Start of Dataset records

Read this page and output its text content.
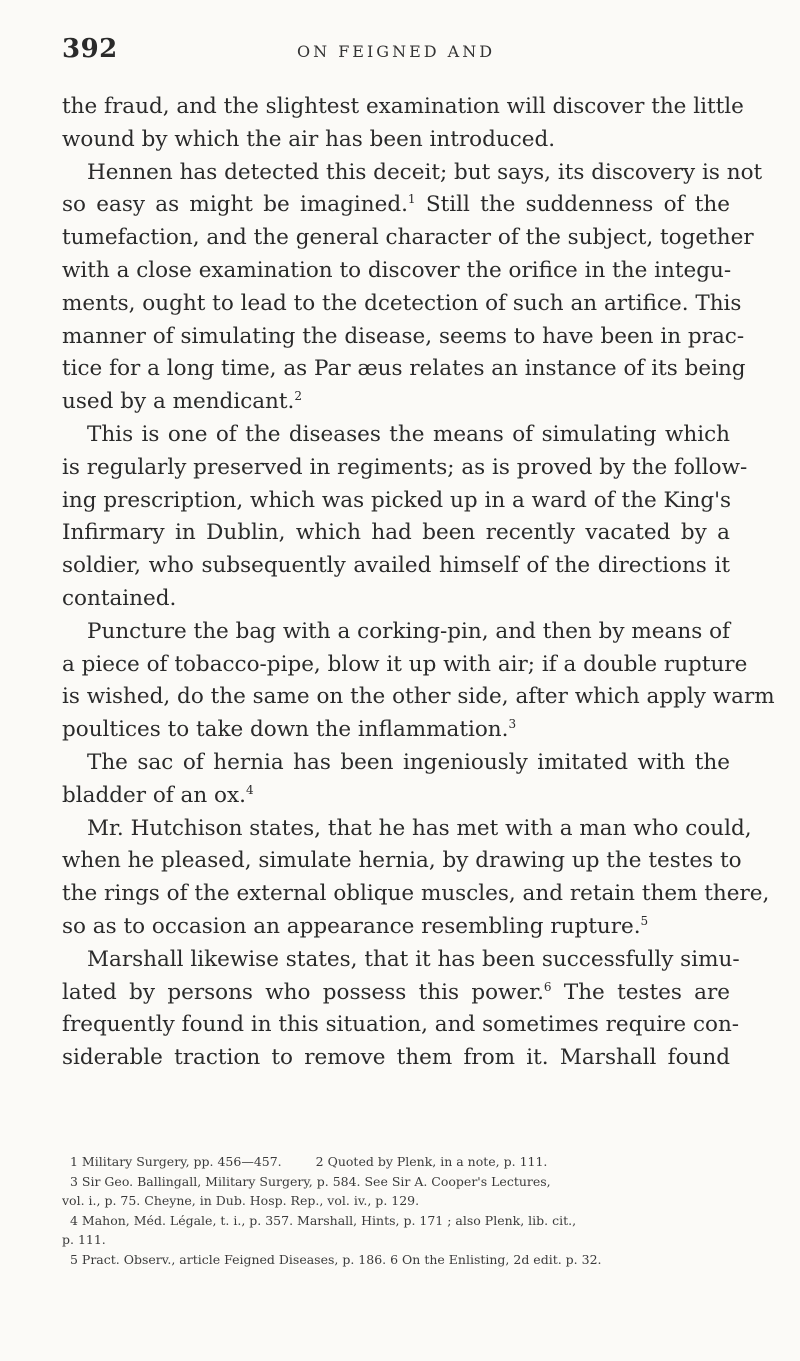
392	ON FEIGNED AND
the fraud, and the slightest examination will discover the little
wound by which the air has been introduced.
Hennen has detected this deceit; but says, its discovery is not
so easy as might be imagined.$^1$ Still the suddenness of the
tumefaction, and the general character of the subject, together
with a close examination to discover the orifice in the integu-
ments, ought to lead to the dcetection of such an artifice. This
manner of simulating the disease, seems to have been in prac-
tice for a long time, as Par æus relates an instance of its being
used by a mendicant.$^2$
This is one of the diseases the means of simulating which
is regularly preserved in regiments; as is proved by the follow-
ing prescription, which was picked up in a ward of the King's
Infirmary in Dublin, which had been recently vacated by a
soldier, who subsequently availed himself of the directions it
contained.
Puncture the bag with a corking-pin, and then by means of
a piece of tobacco-pipe, blow it up with air; if a double rupture
is wished, do the same on the other side, after which apply warm
poultices to take down the inflammation.$^3$
The sac of hernia has been ingeniously imitated with the
bladder of an ox.$^4$
Mr. Hutchison states, that he has met with a man who could,
when he pleased, simulate hernia, by drawing up the testes to
the rings of the external oblique muscles, and retain them there,
so as to occasion an appearance resembling rupture.$^5$
Marshall likewise states, that it has been successfully simu-
lated by persons who possess this power.$^6$ The testes are
frequently found in this situation, and sometimes require con-
siderable traction to remove them from it. Marshall found
1 Military Surgery, pp. 456—457.	2 Quoted by Plenk, in a note, p. 111.
3 Sir Geo. Ballingall, Military Surgery, p. 584. See Sir A. Cooper's Lectures,
vol. i., p. 75. Cheyne, in Dub. Hosp. Rep., vol. iv., p. 129.
4 Mahon, Méd. Légale, t. i., p. 357. Marshall, Hints, p. 171 ; also Plenk, lib. cit.,
p. 111.
5 Pract. Observ., article Feigned Diseases, p. 186. 6 On the Enlisting, 2d edit. p. 32.
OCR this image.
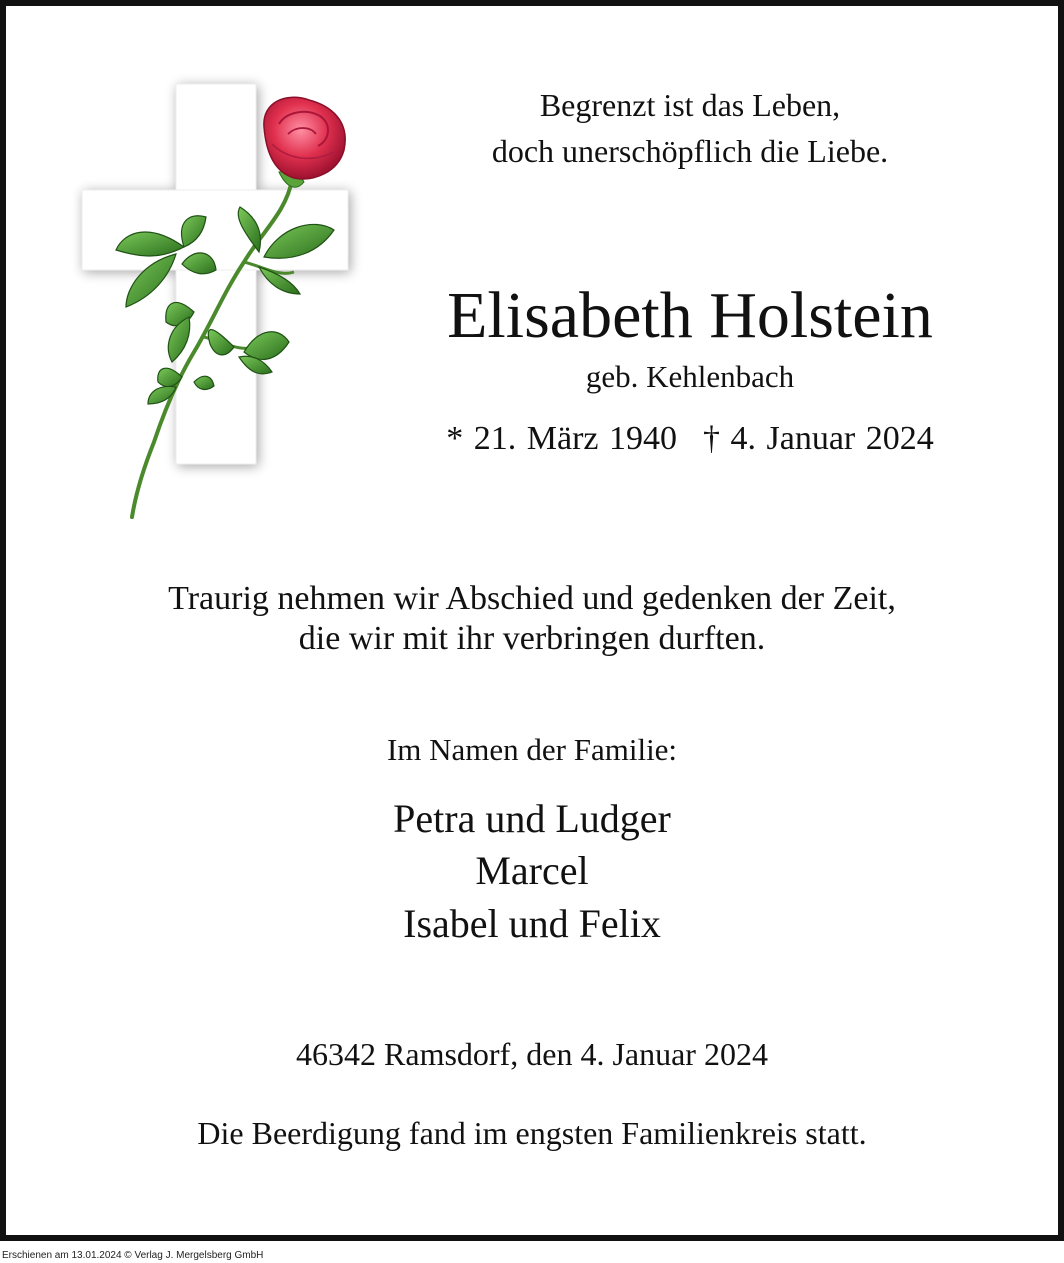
Begrenzt ist das Leben,
doch unerschöpflich die Liebe.
Elisabeth Holstein
geb. Kehlenbach
* 21. März 1940 † 4. Januar 2024
Traurig nehmen wir Abschied und gedenken der Zeit,
die wir mit ihr verbringen durften.
Im Namen der Familie:
Petra und Ludger
Marcel
Isabel und Felix
46342 Ramsdorf, den 4. Januar 2024
Die Beerdigung fand im engsten Familienkreis statt.
Erschienen am 13.01.2024 © Verlag J. Mergelsberg GmbH
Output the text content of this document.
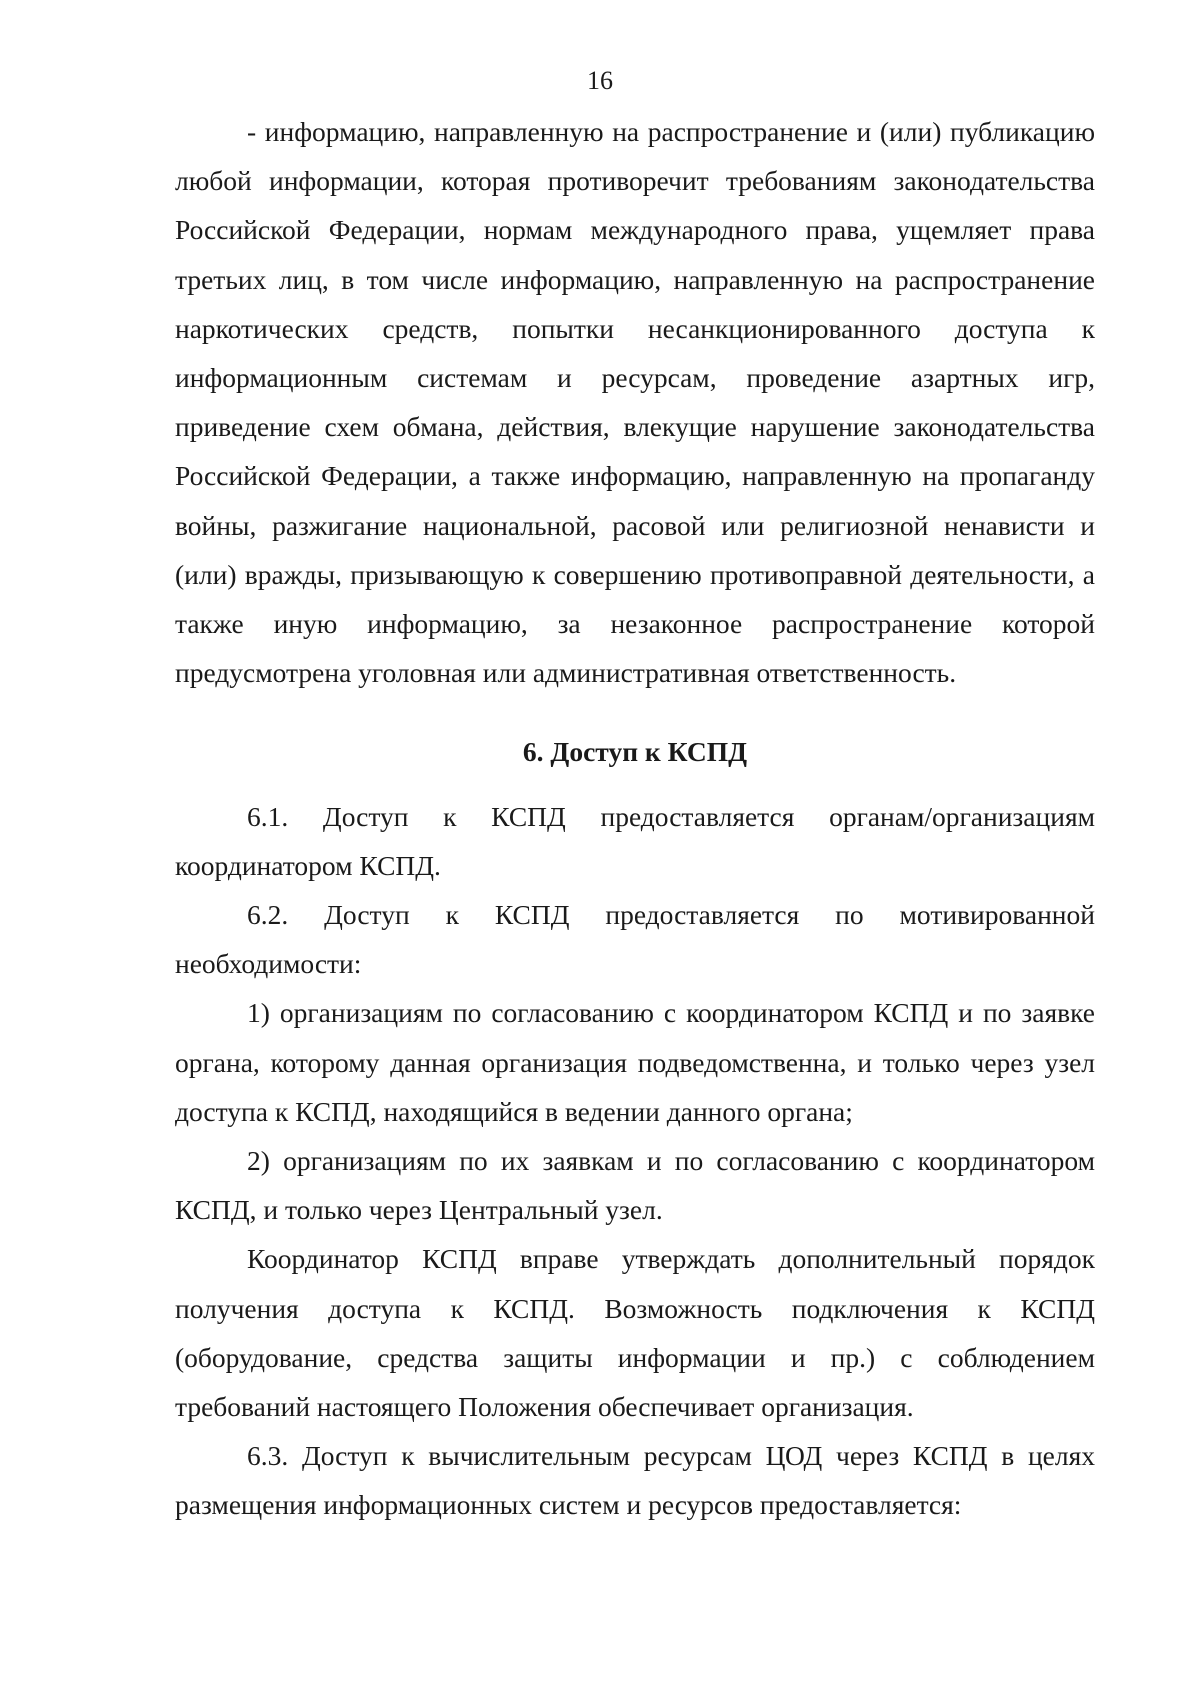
16

- информацию, направленную на распространение и (или) публикацию любой информации, которая противоречит требованиям законодательства Российской Федерации, нормам международного права, ущемляет права третьих лиц, в том числе информацию, направленную на распространение наркотических средств, попытки несанкционированного доступа к информационным системам и ресурсам, проведение азартных игр, приведение схем обмана, действия, влекущие нарушение законодательства Российской Федерации, а также информацию, направленную на пропаганду войны, разжигание национальной, расовой или религиозной ненависти и (или) вражды, призывающую к совершению противоправной деятельности, а также иную информацию, за незаконное распространение которой предусмотрена уголовная или административная ответственность.

6. Доступ к КСПД

6.1. Доступ к КСПД предоставляется органам/организациям координатором КСПД.

6.2. Доступ к КСПД предоставляется по мотивированной необходимости:

1) организациям по согласованию с координатором КСПД и по заявке органа, которому данная организация подведомственна, и только через узел доступа к КСПД, находящийся в ведении данного органа;

2) организациям по их заявкам и по согласованию с координатором КСПД, и только через Центральный узел.

Координатор КСПД вправе утверждать дополнительный порядок получения доступа к КСПД. Возможность подключения к КСПД (оборудование, средства защиты информации и пр.) с соблюдением требований настоящего Положения обеспечивает организация.

6.3. Доступ к вычислительным ресурсам ЦОД через КСПД в целях размещения информационных систем и ресурсов предоставляется:
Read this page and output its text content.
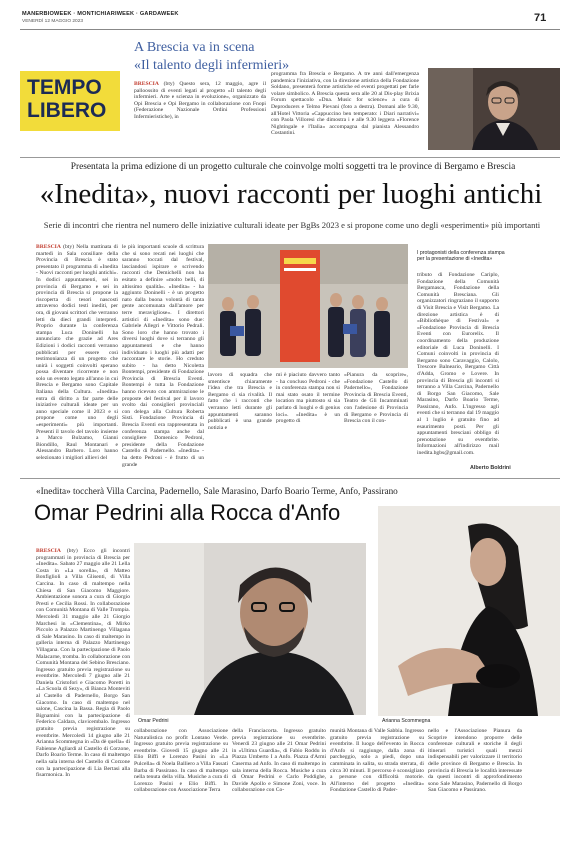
MANERBIOWEEK · MONTICHIARIWEEK · GARDAWEEK
VENERDÌ 12 MAGGIO 2023	71
TEMPO
LIBERO
A Brescia va in scena
«Il talento degli infermieri»
BRESCIA (bty) Questo sera, 12 maggio, agre il palloossito di eventi legati al progetto «Il talento degli infermieri. Arte e scienza in evoluzione», organizzato da Opi Brescia e Opi Bergamo in collaborazione con Fnopi (Federazione Nazionale Ordini Professioni Infermieristiche), in
programma fra Brescia e Bergamo. A tre anni dall'emergenza pandemica l'iniziativa, con la direzione artistica della Fondazione Soldano, presenterà forme artistiche ed eventi progettati per farle volare simbolico. A Brescia questa sera alle 20 al Dis-play Brixia Forum spettacolo «Dna. Music for science» a cura di Deproducers e Telmo Pievani (foto a destra). Domani alle 9.30, all'Hotel Vittoria «Cappuccino ben temperato: i Diari narrativi» con Paola Villoresi che dimostra i e alle 9.30 leggera «Florence Nightingale e l'Italia» accompagna dal pianista Alessandro Costantini.
Presentata la prima edizione di un progetto culturale che coinvolge molti soggetti tra le province di Bergamo e Brescia
«Inedita», nuovi racconti per luoghi antichi
Serie di incontri che rientra nel numero delle iniziative culturali ideate per BgBs 2023 e si propone come uno degli «esperimenti» più importanti
BRESCIA (bty) Nella mattinata di martedì in Sala consiliare della Provincia di Brescia è stato presentato il programma di «Inedita - Nuovi racconti per luoghi antichi». In dodici appuntamenti, sei in provincia di Bergamo e sei in provincia di Brescia si propone la riscoperta di tesori nascosti attraverso dodici testi inediti, per ora, di giovani scrittori che verranno letti da dieci grandi interpreti. Proprio durante la conferenza stampa Luca Doninelli ha annunciato che grazie ad Ares Edizioni i dodici racconti verranno pubblicati per essere così testimonianza di un progetto che unirà i soggetti coinvolti sperano possa diventare ricorrente e non solo un evento legato all'anno in cui Brescia e Bergamo sono Capitale Italiana della Cultura. «Inedita» entra di diritto a far parte delle iniziative culturali ideate per un anno speciale come il 2023 e si propone come uno degli «esperimenti» più importanti. Presenti il tavolo del tavolo insieme a Marco Bulzamo, Gianni Biondillo, Raul Montanari e Alessandro Barbero. Loro hanno selezionato i migliori allievi del
le più importanti scuole di scrittura che si sono recati nei luoghi che saranno toccati dal festival, lasciandosi ispirare e scrivendo racconti che Demichelli non ha esitato a definire «molto belli, di altissimo qualità». «Inedita» - ha aggiunto Doninelli - è un progetto nato dalla buona volontà di tanta gente accomunata dall'amore per terre meravigliose». I direttori artistici di «Inedita» sono due: Gabriele Allegri e Vittorio Pedrali. Sono loro che hanno trovato i diversi luoghi dove si terranno gli appuntamenti e che hanno individuato i luoghi più adatti per raccontare le storie. Ho creduto subito - ha detto Nicoletta Bontempi, presidente di Fondazione Provincia di Brescia Eventi. Bontempi è tutta la Fondazione hanno ricevuto con ammirazione le proposte del festival per il lavoro svolto dai consiglieri provinciali con delega alla Cultura Roberta Sisti. Fondazione Provincia di Brescia Eventi era rappresentata in conferenza stampa anche dal consigliere Domenico Pedroni, presidente della Fondazione Castello di Padernello. «Inedita» - ha detto Pedroni - è frutto di un grande
lavoro di squadra che smentisce chiaramente l'idea che tra Brescia e Bergamo ci sia rivalità. Il fatto che i racconti che verranno letti durante gli appuntamenti saranno pubblicati è una grande notizia e
mi è piaciuto davvero tanto - ha concluso Pedroni - che in conferenza stampa non si mai stato osato il termine location ma piuttosto si sia parlato di luoghi e di genius loci». «Inedita» è un progetto di
«Pianura da scoprire», «Fondazione Castello di Padernello», Fondazione Provincia di Brescia Eventi, Teatro de Gli Incamminati con l'adesione di Provincia di Bergamo e Provincia di Brescia con il con-
I protagonisti della conferenza stampa per la presentazione di «Inedita»
tributo di Fondazione Cariplo, Fondazione della Comunità Bergamasca, Fondazione della Comunità Bresciana. Gli organizzatori ringraziano il supporto di Visit Brescia e Visit Bergamo. La direzione artistica è di «Bibliothèque di Festival» e «Fondazione Provincia di Brescia Eventi con Eurorelix. Il coordinamento della produzione editoriale di Luca Doninelli. I Comuni coinvolti in provincia di Bergamo sono Caravaggio, Calolo, Trescore Balneario, Bergamo Città d'Adda, Gromo e Lovere. In provincia di Brescia gli incontri si terranno a Villa Carcina, Padernello di Borgo San Giacomo, Sale Marasino, Darfo Boario Terme, Passirano, Anfo. L'ingresso agli eventi che si terranno dal 19 maggio al 1 luglio è gratuito fino ad esaurimento posti. Per gli appuntamenti bresciani obbligo di prenotazione su eventbrite. Informazioni all'indirizzo mail inedita.bgbs@gmail.com.
Alberto Boldrini
«Inedita» toccherà Villa Carcina, Padernello, Sale Marasino, Darfo Boario Terme, Anfo, Passirano
Omar Pedrini alla Rocca d'Anfo
BRESCIA (bty) Ecco gli incontri programmati in provincia di Brescia per «Inedita». Sabato 27 maggio alle 21 Lella Costa in «La sorella», di Matteo Bonfiglioli a Villa Glisenti, di Villa Carcina. In caso di maltempo nella Chiesa di San Giacomo Maggiore. Ambientazione sonora a cura di Giorgio Presti e Cecilia Rossi. In collaborazione con Comunità Montana di Valle Trompia. Mercoledì 31 maggio alle 21 Giorgio Marchesi in «Clementina», di Mirko Piccolo a Palazzo Martinengo Villagana di Sale Marasino. In caso di maltempo in galleria interna di Palazzo Martinengo Villagana. Con la partecipazione di Paolo Malacarne, tromba. In collaborazione con Comunità Montana del Sebino Bresciano. Ingresso gratuito previa registrazione su eventbrite. Mercoledì 7 giugno alle 21 Daniela Cristofori e Giacomo Poretti in «La Scuola di Sezy», di Bianca Monteviti al Castello di Padernello, Borgo San Giacomo. In caso di maltempo nel salone, Cascina la Bassa. Regia di Paolo Bignamini con la partecipazione di Federico Caldara, clavicembalo. Ingresso gratuito previa registrazione su eventbrite. Mercoledì 14 giugno alle 21 Arianna Scommegna in «Da dè quella» di Fabienne Agliardi al Castello di Corzone, Darfo Boario Terme. In caso di maltempo nella sala interna del Castello di Corzone con la partecipazione di Lia Bertasi alla fisarmonica. In
Omar Pedrini	Arianna Scommegna
collaborazione con Associazione Naturalistica no profit Lontano Verde. Ingresso gratuito previa registrazione su eventbrite. Giovedì 15 giugno alle 21 Elio Biffi e Lorenzo Pasini in «La Pulcella» di Noela Balliero a Villa Fassati Barba di Passirano. In caso di maltempo nella tenuta della villa. Musiche a cura di Lorenzo Pasini e Elio Biffi. In collaborazione con Associazione Terra
della Franciacorta. Ingresso gratuito previa registrazione su eventbrite. Venerdì 23 giugno alle 21 Omar Pedrini in «Ultima Guardia», di Fabio Roddu in Piazza Umberto I a Anfo. Piazza d'Armi Caserma ad Anfo. In caso di maltempo in sala interna della Rocca. Musiche a cura di Omar Pedrini e Carlo Poddighe, Davide Apollo e Simone Zoni, voce. In collaborazione con Co-
munità Montana di Valle Sabbia. Ingresso gratuito previa registrazione su eventbrite. Il luogo dell'evento in Rocca d'Anfo si raggiunge, dalla zona di parcheggio, solo a piedi, dopo una camminata in salita, su strada sterrata, di circa 30 minuti. Il percorso è sconsigliato a persone con difficoltà motorie. All'interno del progetto «Inedita» Fondazione Castello di Pader-
nello e l'Associazione Pianura da Scoprire intendono proporre delle conferenze culturali e storiche il degli itinerari turistici quali mezzi indispensabili per valorizzare il territorio delle province di Bergamo e Brescia. In provincia di Brescia le località interessate da questi incontri di approfondimento sono Sale Marasino, Padernello di Borgo San Giacomo e Passirano.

End of Dataset records

In the entries above, locate every line with the word "that" and copy it.

Exercise output>
Mr. Hutchison states, that he has met with a man who could,
Marshall likewise states, that it has been successfully simu-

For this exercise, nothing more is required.